Input for this task:
_ _ _ _ _ _ _

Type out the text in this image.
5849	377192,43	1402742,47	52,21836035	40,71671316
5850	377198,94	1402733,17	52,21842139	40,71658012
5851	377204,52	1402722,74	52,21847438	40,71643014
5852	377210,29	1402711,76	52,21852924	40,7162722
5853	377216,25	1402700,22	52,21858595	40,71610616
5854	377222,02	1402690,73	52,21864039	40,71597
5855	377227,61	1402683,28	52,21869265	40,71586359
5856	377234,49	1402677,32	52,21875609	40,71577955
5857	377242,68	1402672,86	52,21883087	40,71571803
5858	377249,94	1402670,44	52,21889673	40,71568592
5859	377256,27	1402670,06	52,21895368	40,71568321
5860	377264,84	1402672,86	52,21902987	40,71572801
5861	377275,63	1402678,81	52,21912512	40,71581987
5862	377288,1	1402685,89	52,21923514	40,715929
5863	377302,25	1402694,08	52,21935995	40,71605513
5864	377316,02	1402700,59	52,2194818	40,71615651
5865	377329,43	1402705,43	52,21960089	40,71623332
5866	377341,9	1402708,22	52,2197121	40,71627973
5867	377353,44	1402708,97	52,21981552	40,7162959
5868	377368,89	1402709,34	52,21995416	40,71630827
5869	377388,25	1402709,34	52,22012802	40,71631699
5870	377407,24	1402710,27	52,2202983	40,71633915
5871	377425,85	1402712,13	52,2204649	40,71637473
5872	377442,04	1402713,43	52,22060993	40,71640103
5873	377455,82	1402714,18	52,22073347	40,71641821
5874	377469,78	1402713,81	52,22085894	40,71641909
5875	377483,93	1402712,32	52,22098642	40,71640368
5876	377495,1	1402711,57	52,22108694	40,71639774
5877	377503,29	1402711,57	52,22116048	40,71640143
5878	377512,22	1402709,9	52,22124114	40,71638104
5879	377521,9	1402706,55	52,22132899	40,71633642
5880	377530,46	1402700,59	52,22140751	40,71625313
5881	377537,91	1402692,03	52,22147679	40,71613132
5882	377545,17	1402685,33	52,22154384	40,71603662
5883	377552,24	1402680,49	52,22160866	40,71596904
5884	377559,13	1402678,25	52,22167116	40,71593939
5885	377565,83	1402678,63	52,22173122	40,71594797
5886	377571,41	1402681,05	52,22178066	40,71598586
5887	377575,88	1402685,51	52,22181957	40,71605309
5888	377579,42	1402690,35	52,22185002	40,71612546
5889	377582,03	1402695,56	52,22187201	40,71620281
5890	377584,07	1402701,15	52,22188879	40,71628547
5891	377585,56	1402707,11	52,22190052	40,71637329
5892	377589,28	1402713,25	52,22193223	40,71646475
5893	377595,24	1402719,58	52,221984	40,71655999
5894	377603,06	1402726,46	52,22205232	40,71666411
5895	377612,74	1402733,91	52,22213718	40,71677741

_ _ _ _ _ _ _

Instruction: Reproduce every record above exactly as it appears.

Output for this task:
Type out the text in this image.
5849	377192,43	1402742,47	52,21836035	40,71671316
5850	377198,94	1402733,17	52,21842139	40,71658012
5851	377204,52	1402722,74	52,21847438	40,71643014
5852	377210,29	1402711,76	52,21852924	40,7162722
5853	377216,25	1402700,22	52,21858595	40,71610616
5854	377222,02	1402690,73	52,21864039	40,71597
5855	377227,61	1402683,28	52,21869265	40,71586359
5856	377234,49	1402677,32	52,21875609	40,71577955
5857	377242,68	1402672,86	52,21883087	40,71571803
5858	377249,94	1402670,44	52,21889673	40,71568592
5859	377256,27	1402670,06	52,21895368	40,71568321
5860	377264,84	1402672,86	52,21902987	40,71572801
5861	377275,63	1402678,81	52,21912512	40,71581987
5862	377288,1	1402685,89	52,21923514	40,715929
5863	377302,25	1402694,08	52,21935995	40,71605513
5864	377316,02	1402700,59	52,2194818	40,71615651
5865	377329,43	1402705,43	52,21960089	40,71623332
5866	377341,9	1402708,22	52,2197121	40,71627973
5867	377353,44	1402708,97	52,21981552	40,7162959
5868	377368,89	1402709,34	52,21995416	40,71630827
5869	377388,25	1402709,34	52,22012802	40,71631699
5870	377407,24	1402710,27	52,2202983	40,71633915
5871	377425,85	1402712,13	52,2204649	40,71637473
5872	377442,04	1402713,43	52,22060993	40,71640103
5873	377455,82	1402714,18	52,22073347	40,71641821
5874	377469,78	1402713,81	52,22085894	40,71641909
5875	377483,93	1402712,32	52,22098642	40,71640368
5876	377495,1	1402711,57	52,22108694	40,71639774
5877	377503,29	1402711,57	52,22116048	40,71640143
5878	377512,22	1402709,9	52,22124114	40,71638104
5879	377521,9	1402706,55	52,22132899	40,71633642
5880	377530,46	1402700,59	52,22140751	40,71625313
5881	377537,91	1402692,03	52,22147679	40,71613132
5882	377545,17	1402685,33	52,22154384	40,71603662
5883	377552,24	1402680,49	52,22160866	40,71596904
5884	377559,13	1402678,25	52,22167116	40,71593939
5885	377565,83	1402678,63	52,22173122	40,71594797
5886	377571,41	1402681,05	52,22178066	40,71598586
5887	377575,88	1402685,51	52,22181957	40,71605309
5888	377579,42	1402690,35	52,22185002	40,71612546
5889	377582,03	1402695,56	52,22187201	40,71620281
5890	377584,07	1402701,15	52,22188879	40,71628547
5891	377585,56	1402707,11	52,22190052	40,71637329
5892	377589,28	1402713,25	52,22193223	40,71646475
5893	377595,24	1402719,58	52,221984	40,71655999
5894	377603,06	1402726,46	52,22205232	40,71666411
5895	377612,74	1402733,91	52,22213718	40,71677741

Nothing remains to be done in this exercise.